--- Supplied data ---
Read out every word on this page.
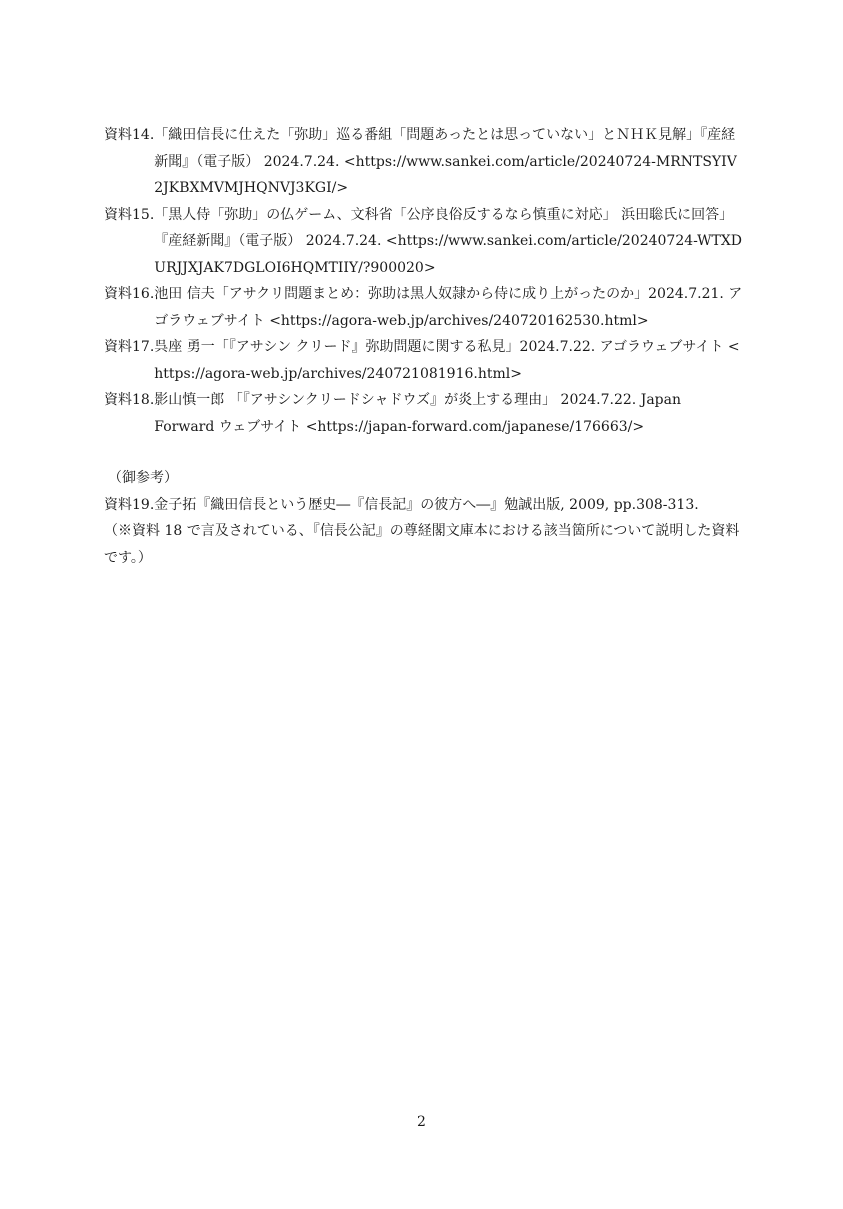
資料14. 「織田信長に仕えた「弥助」巡る番組「問題あったとは思っていない」とＮＨＫ見解」『産経新聞』（電子版） 2024.7.24. <https://www.sankei.com/article/20240724-MRNTSYIV2JKBXMVMJHQNVJ3KGI/>
資料15. 「黒人侍「弥助」の仏ゲーム、文科省「公序良俗反するなら慎重に対応」 浜田聡氏に回答」『産経新聞』（電子版） 2024.7.24. <https://www.sankei.com/article/20240724-WTXDURJJXJAK7DGLOI6HQMTIIY/?900020>
資料16. 池田 信夫「アサクリ問題まとめ：弥助は黒人奴隷から侍に成り上がったのか」2024.7.21. アゴラウェブサイト <https://agora-web.jp/archives/240720162530.html>
資料17. 呉座 勇一「『アサシン クリード』弥助問題に関する私見」2024.7.22. アゴラウェブサイト <https://agora-web.jp/archives/240721081916.html>
資料18. 影山慎一郎 「『アサシンクリードシャドウズ』が炎上する理由」 2024.7.22. Japan Forward ウェブサイト <https://japan-forward.com/japanese/176663/>
（御参考）
資料19. 金子拓『織田信長という歴史―『信長記』の彼方へ―』勉誠出版, 2009, pp.308-313.

（※資料 18 で言及されている、『信長公記』の尊経閣文庫本における該当箇所について説明した資料です。）

2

--- Work to complete ---
Copy every line from the records above that contains the word "アゴラウェブサイト".

--- Expected output ---
資料16. 池田 信夫「アサクリ問題まとめ：弥助は黒人奴隷から侍に成り上がったのか」2024.7.21. アゴラウェブサイト <https://agora-web.jp/archives/240720162530.html>
資料17. 呉座 勇一「『アサシン クリード』弥助問題に関する私見」2024.7.22. アゴラウェブサイト <https://agora-web.jp/archives/240721081916.html>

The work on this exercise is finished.